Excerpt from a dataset
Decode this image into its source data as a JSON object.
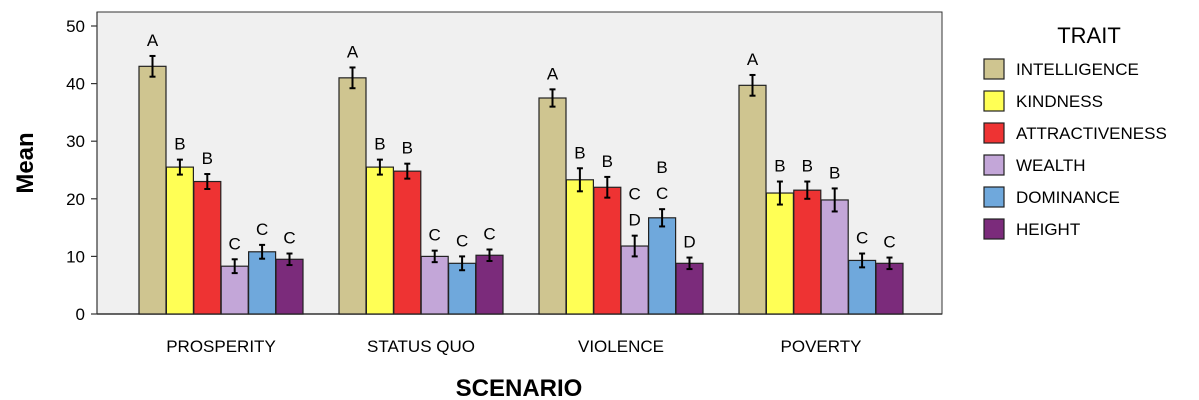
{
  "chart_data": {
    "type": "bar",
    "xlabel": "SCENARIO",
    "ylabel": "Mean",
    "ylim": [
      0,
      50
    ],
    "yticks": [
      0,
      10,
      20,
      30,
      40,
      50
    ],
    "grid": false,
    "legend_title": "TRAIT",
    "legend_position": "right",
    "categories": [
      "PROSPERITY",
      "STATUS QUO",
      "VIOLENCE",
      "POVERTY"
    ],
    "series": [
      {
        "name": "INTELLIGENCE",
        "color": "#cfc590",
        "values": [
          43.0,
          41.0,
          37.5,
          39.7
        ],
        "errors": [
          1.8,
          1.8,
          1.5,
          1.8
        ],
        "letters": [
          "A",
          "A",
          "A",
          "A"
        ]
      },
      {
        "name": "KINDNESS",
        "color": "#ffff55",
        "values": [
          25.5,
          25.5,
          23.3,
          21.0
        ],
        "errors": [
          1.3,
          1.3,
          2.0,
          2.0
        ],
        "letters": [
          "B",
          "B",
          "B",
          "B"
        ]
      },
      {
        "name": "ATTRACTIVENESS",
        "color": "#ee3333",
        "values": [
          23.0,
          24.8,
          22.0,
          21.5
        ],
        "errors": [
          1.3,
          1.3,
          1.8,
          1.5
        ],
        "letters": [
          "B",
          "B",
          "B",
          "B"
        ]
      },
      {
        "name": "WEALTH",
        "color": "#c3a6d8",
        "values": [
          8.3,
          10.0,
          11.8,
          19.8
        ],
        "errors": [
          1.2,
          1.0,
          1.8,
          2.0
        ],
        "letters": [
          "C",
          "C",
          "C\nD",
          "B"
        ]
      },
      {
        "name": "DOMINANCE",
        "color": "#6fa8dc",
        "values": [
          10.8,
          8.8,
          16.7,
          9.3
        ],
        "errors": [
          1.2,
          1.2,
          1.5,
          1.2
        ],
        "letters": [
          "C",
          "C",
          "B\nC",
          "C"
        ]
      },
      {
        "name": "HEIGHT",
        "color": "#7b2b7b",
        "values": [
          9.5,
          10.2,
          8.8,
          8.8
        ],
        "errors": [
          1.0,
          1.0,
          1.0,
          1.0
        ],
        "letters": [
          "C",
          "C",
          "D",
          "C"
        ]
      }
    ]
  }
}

#### [REQUIREMENTS]
Reproduce the data word for word, excluding its pictures.

#### [CORRECT OUTPUT]
Decode this image into its source data as a JSON object.
{
  "chart_data": {
    "type": "bar",
    "xlabel": "SCENARIO",
    "ylabel": "Mean",
    "ylim": [
      0,
      50
    ],
    "yticks": [
      0,
      10,
      20,
      30,
      40,
      50
    ],
    "grid": false,
    "legend_title": "TRAIT",
    "legend_position": "right",
    "categories": [
      "PROSPERITY",
      "STATUS QUO",
      "VIOLENCE",
      "POVERTY"
    ],
    "series": [
      {
        "name": "INTELLIGENCE",
        "color": "#cfc590",
        "values": [
          43.0,
          41.0,
          37.5,
          39.7
        ],
        "errors": [
          1.8,
          1.8,
          1.5,
          1.8
        ],
        "letters": [
          "A",
          "A",
          "A",
          "A"
        ]
      },
      {
        "name": "KINDNESS",
        "color": "#ffff55",
        "values": [
          25.5,
          25.5,
          23.3,
          21.0
        ],
        "errors": [
          1.3,
          1.3,
          2.0,
          2.0
        ],
        "letters": [
          "B",
          "B",
          "B",
          "B"
        ]
      },
      {
        "name": "ATTRACTIVENESS",
        "color": "#ee3333",
        "values": [
          23.0,
          24.8,
          22.0,
          21.5
        ],
        "errors": [
          1.3,
          1.3,
          1.8,
          1.5
        ],
        "letters": [
          "B",
          "B",
          "B",
          "B"
        ]
      },
      {
        "name": "WEALTH",
        "color": "#c3a6d8",
        "values": [
          8.3,
          10.0,
          11.8,
          19.8
        ],
        "errors": [
          1.2,
          1.0,
          1.8,
          2.0
        ],
        "letters": [
          "C",
          "C",
          "C\nD",
          "B"
        ]
      },
      {
        "name": "DOMINANCE",
        "color": "#6fa8dc",
        "values": [
          10.8,
          8.8,
          16.7,
          9.3
        ],
        "errors": [
          1.2,
          1.2,
          1.5,
          1.2
        ],
        "letters": [
          "C",
          "C",
          "B\nC",
          "C"
        ]
      },
      {
        "name": "HEIGHT",
        "color": "#7b2b7b",
        "values": [
          9.5,
          10.2,
          8.8,
          8.8
        ],
        "errors": [
          1.0,
          1.0,
          1.0,
          1.0
        ],
        "letters": [
          "C",
          "C",
          "D",
          "C"
        ]
      }
    ]
  }
}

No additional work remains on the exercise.